● Job
Your task is to print all of the data word for word.
•••••
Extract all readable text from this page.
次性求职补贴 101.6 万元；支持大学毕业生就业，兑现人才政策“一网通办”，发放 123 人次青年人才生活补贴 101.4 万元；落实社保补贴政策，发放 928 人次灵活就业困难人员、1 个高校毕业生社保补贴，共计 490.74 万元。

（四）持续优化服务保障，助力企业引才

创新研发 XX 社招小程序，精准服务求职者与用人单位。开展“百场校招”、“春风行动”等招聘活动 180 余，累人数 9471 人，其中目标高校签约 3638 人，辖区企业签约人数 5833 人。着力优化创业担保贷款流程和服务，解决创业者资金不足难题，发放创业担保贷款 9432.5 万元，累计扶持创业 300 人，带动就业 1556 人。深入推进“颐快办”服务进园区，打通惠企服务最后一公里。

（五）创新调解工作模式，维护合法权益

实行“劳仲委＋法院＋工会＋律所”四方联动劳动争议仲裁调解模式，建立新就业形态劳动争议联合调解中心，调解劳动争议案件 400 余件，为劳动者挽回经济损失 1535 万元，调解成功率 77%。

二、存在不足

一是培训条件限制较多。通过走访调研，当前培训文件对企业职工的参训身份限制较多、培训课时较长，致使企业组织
•••••
● Exercise result
Extract all readable text from this page.
次性求职补贴 101.6 万元；支持大学毕业生就业，兑现人才政策“一网通办”，发放 123 人次青年人才生活补贴 101.4 万元；落实社保补贴政策，发放 928 人次灵活就业困难人员、1 个高校毕业生社保补贴，共计 490.74 万元。

（四）持续优化服务保障，助力企业引才

创新研发 XX 社招小程序，精准服务求职者与用人单位。开展“百场校招”、“春风行动”等招聘活动 180 余，累人数 9471 人，其中目标高校签约 3638 人，辖区企业签约人数 5833 人。着力优化创业担保贷款流程和服务，解决创业者资金不足难题，发放创业担保贷款 9432.5 万元，累计扶持创业 300 人，带动就业 1556 人。深入推进“颐快办”服务进园区，打通惠企服务最后一公里。

（五）创新调解工作模式，维护合法权益

实行“劳仲委＋法院＋工会＋律所”四方联动劳动争议仲裁调解模式，建立新就业形态劳动争议联合调解中心，调解劳动争议案件 400 余件，为劳动者挽回经济损失 1535 万元，调解成功率 77%。

二、存在不足

一是培训条件限制较多。通过走访调研，当前培训文件对企业职工的参训身份限制较多、培训课时较长，致使企业组织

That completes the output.